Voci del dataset
-- -- --

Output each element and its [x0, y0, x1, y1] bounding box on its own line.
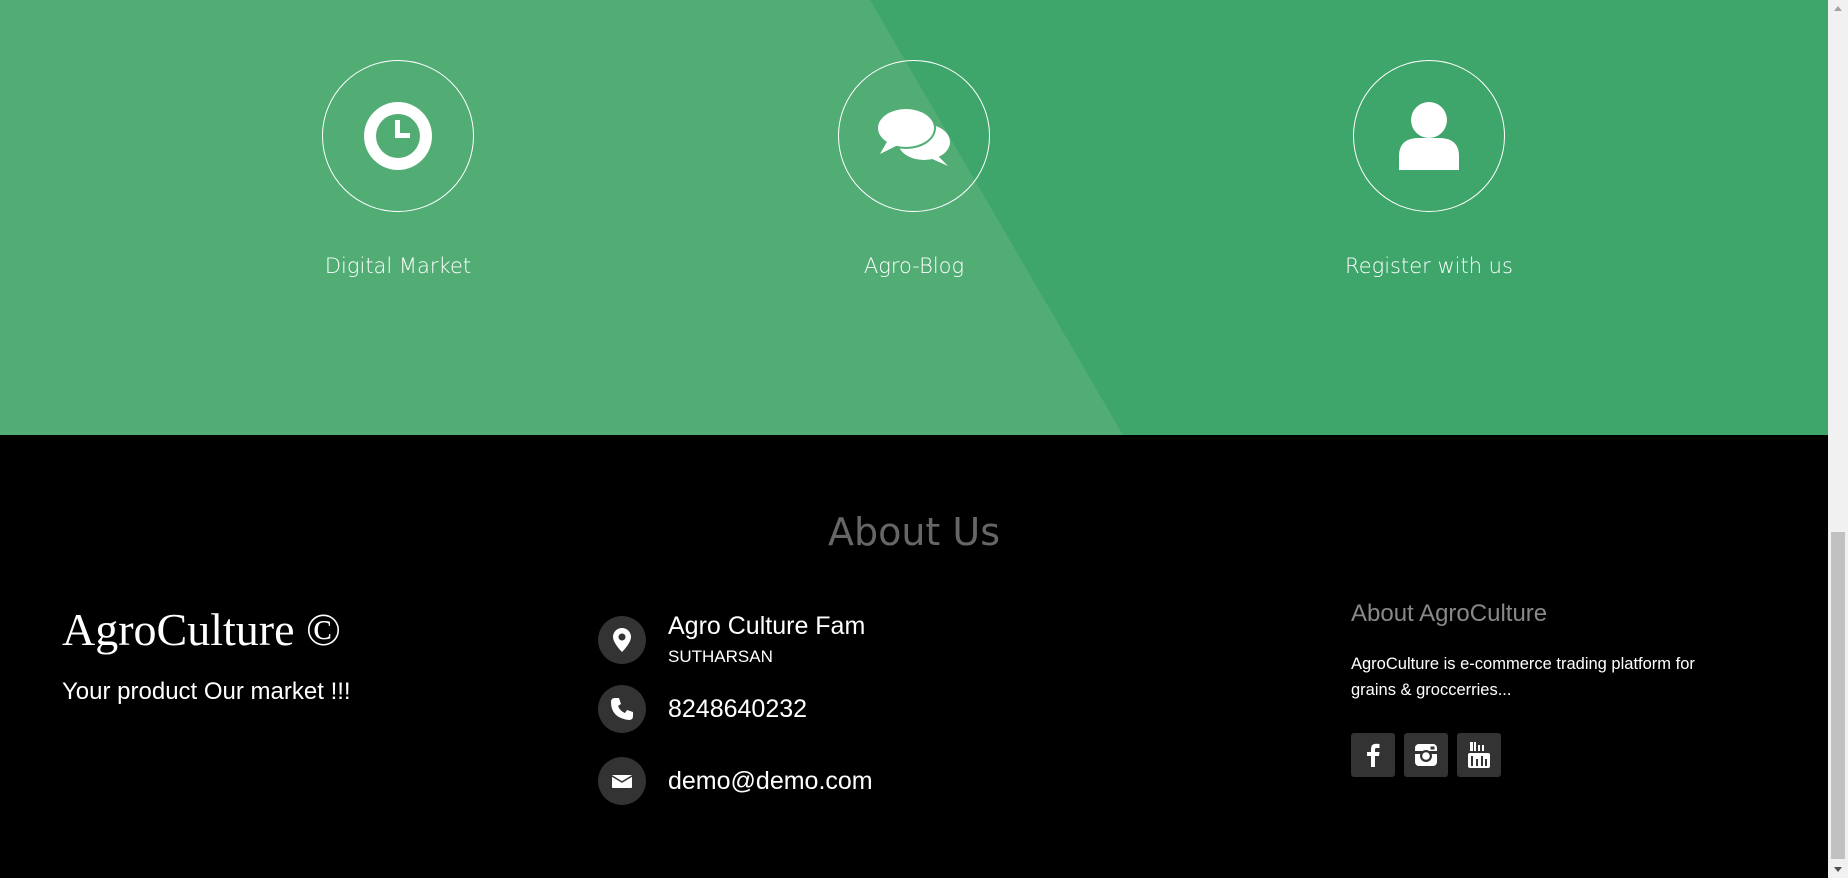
- user-icon: [1399, 102, 1459, 170]
- about-company-text: AgroCulture is e-commerce trading platfo…: [1351, 655, 1695, 699]
- email-address[interactable]: demo@demo.com: [668, 767, 873, 796]
- about-company-title: About AgroCulture: [1351, 600, 1548, 627]
- phone-icon: [598, 685, 646, 733]
- clock-icon: [364, 102, 432, 170]
- scroll-up-arrow-icon[interactable]: [1828, 0, 1848, 17]
- envelope-icon: [598, 757, 646, 805]
- feature-circle[interactable]: [322, 60, 474, 212]
- social-links: [1351, 733, 1501, 777]
- feature-agro-blog[interactable]: Agro-Blog: [764, 60, 1064, 278]
- about-us-heading: About Us: [827, 510, 1001, 554]
- feature-label[interactable]: Register with us: [1279, 254, 1579, 278]
- vertical-scrollbar[interactable]: [1828, 0, 1848, 878]
- features-section: Digital Market Agro-Blog Register with u…: [0, 0, 1828, 435]
- footer: About Us AgroCulture © Your product Our …: [0, 435, 1828, 878]
- instagram-icon[interactable]: [1404, 733, 1448, 777]
- contact-name: Agro Culture Fam: [668, 612, 866, 640]
- contact-email: demo@demo.com: [598, 757, 873, 805]
- contact-phone: 8248640232: [598, 685, 807, 733]
- comments-icon: [876, 107, 950, 166]
- contact-address: Agro Culture Fam SUTHARSAN: [598, 612, 865, 667]
- feature-label[interactable]: Digital Market: [248, 254, 548, 278]
- tagline: Your product Our market !!!: [62, 678, 351, 705]
- map-marker-icon: [598, 615, 646, 664]
- contact-person: SUTHARSAN: [668, 647, 773, 666]
- page-viewport: Digital Market Agro-Blog Register with u…: [0, 0, 1828, 878]
- feature-circle[interactable]: [838, 60, 990, 212]
- brand-name: AgroCulture ©: [62, 604, 341, 655]
- facebook-icon[interactable]: [1351, 733, 1395, 777]
- feature-circle[interactable]: [1353, 60, 1505, 212]
- feature-label[interactable]: Agro-Blog: [764, 254, 1064, 278]
- phone-number: 8248640232: [668, 694, 808, 723]
- feature-digital-market[interactable]: Digital Market: [248, 60, 548, 278]
- youtube-icon[interactable]: [1457, 733, 1501, 777]
- scroll-down-arrow-icon[interactable]: [1828, 861, 1848, 878]
- scrollbar-thumb[interactable]: [1831, 532, 1845, 859]
- feature-register[interactable]: Register with us: [1279, 60, 1579, 278]
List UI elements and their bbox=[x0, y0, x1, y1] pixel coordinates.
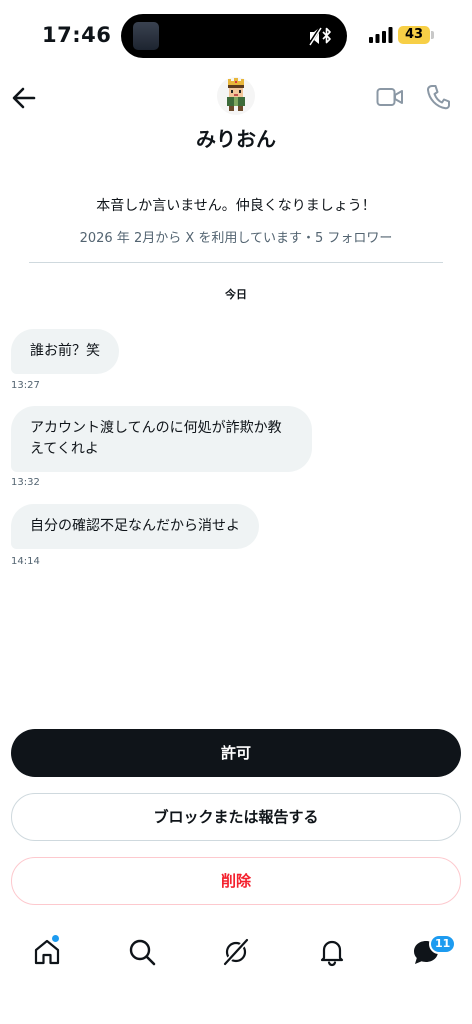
cellular-signal-icon bbox=[369, 27, 393, 43]
delete-button[interactable]: 削除 bbox=[11, 857, 461, 905]
avatar[interactable] bbox=[217, 77, 255, 115]
battery-indicator: 43 bbox=[398, 26, 430, 44]
now-playing-thumbnail bbox=[133, 22, 159, 50]
display-name: みりおん bbox=[196, 127, 276, 151]
status-time: 17:46 bbox=[42, 23, 112, 47]
status-bar: 17:46 43 bbox=[0, 0, 472, 70]
message-text: 誰お前？笑 bbox=[30, 343, 100, 359]
message-timestamp: 13:32 bbox=[11, 477, 40, 488]
speaker-muted-bluetooth-icon bbox=[309, 26, 331, 46]
home-icon[interactable] bbox=[32, 937, 62, 967]
profile-bio: 本音しか言いません。仲良くなりましょう！ bbox=[96, 198, 376, 214]
notifications-icon[interactable] bbox=[317, 937, 347, 967]
back-arrow-icon[interactable] bbox=[10, 84, 38, 112]
message-bubble[interactable]: 自分の確認不足なんだから消せよ bbox=[11, 504, 259, 549]
search-icon[interactable] bbox=[127, 937, 157, 967]
message-text: 自分の確認不足なんだから消せよ bbox=[30, 518, 240, 534]
home-notification-dot bbox=[52, 935, 59, 942]
grok-icon[interactable] bbox=[221, 937, 251, 967]
block-report-button[interactable]: ブロックまたは報告する bbox=[11, 793, 461, 841]
divider bbox=[29, 262, 443, 263]
message-text-line: アカウント渡してんのに何処が詐欺か教 bbox=[30, 420, 282, 436]
message-text-line: えてくれよ bbox=[30, 441, 99, 457]
message-bubble[interactable]: 誰お前？笑 bbox=[11, 329, 119, 374]
pixel-character-avatar bbox=[227, 78, 245, 111]
phone-icon[interactable] bbox=[426, 84, 450, 110]
dynamic-island bbox=[121, 14, 347, 58]
date-separator: 今日 bbox=[225, 288, 247, 301]
battery-tip bbox=[431, 31, 434, 39]
message-timestamp: 14:14 bbox=[11, 556, 40, 567]
message-timestamp: 13:27 bbox=[11, 380, 40, 391]
message-bubble[interactable]: アカウント渡してんのに何処が詐欺か教 えてくれよ bbox=[11, 406, 312, 472]
video-camera-icon[interactable] bbox=[376, 86, 404, 108]
messages-badge: 11 bbox=[429, 934, 457, 954]
profile-meta: 2026 年 2月から X を利用しています・5 フォロワー bbox=[79, 231, 393, 246]
allow-button[interactable]: 許可 bbox=[11, 729, 461, 777]
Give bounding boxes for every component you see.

-- -- --

REQUISITI DEL COMPITO: Ricopia senza alcuna modifica le righe dei record che vanno da quella contenente "cellular-signal-icon bbox=[369, 27, 393, 43]" a quella contenente "message-text-line: えてくれよ bbox=[30, 441, 99, 457]", entrambe comprese.

RISULTATO DELL'ESERCIZIO:
cellular-signal-icon bbox=[369, 27, 393, 43]
delete-button[interactable]: 削除 bbox=[11, 857, 461, 905]
avatar[interactable] bbox=[217, 77, 255, 115]
battery-indicator: 43 bbox=[398, 26, 430, 44]
now-playing-thumbnail bbox=[133, 22, 159, 50]
display-name: みりおん bbox=[196, 127, 276, 151]
status-time: 17:46 bbox=[42, 23, 112, 47]
status-bar: 17:46 43 bbox=[0, 0, 472, 70]
message-text: 誰お前？笑 bbox=[30, 343, 100, 359]
message-timestamp: 13:32 bbox=[11, 477, 40, 488]
speaker-muted-bluetooth-icon bbox=[309, 26, 331, 46]
home-icon[interactable] bbox=[32, 937, 62, 967]
profile-bio: 本音しか言いません。仲良くなりましょう！ bbox=[96, 198, 376, 214]
notifications-icon[interactable] bbox=[317, 937, 347, 967]
back-arrow-icon[interactable] bbox=[10, 84, 38, 112]
message-bubble[interactable]: 自分の確認不足なんだから消せよ bbox=[11, 504, 259, 549]
search-icon[interactable] bbox=[127, 937, 157, 967]
message-text: 自分の確認不足なんだから消せよ bbox=[30, 518, 240, 534]
home-notification-dot bbox=[52, 935, 59, 942]
grok-icon[interactable] bbox=[221, 937, 251, 967]
block-report-button[interactable]: ブロックまたは報告する bbox=[11, 793, 461, 841]
divider bbox=[29, 262, 443, 263]
message-text-line: アカウント渡してんのに何処が詐欺か教 bbox=[30, 420, 282, 436]
message-text-line: えてくれよ bbox=[30, 441, 99, 457]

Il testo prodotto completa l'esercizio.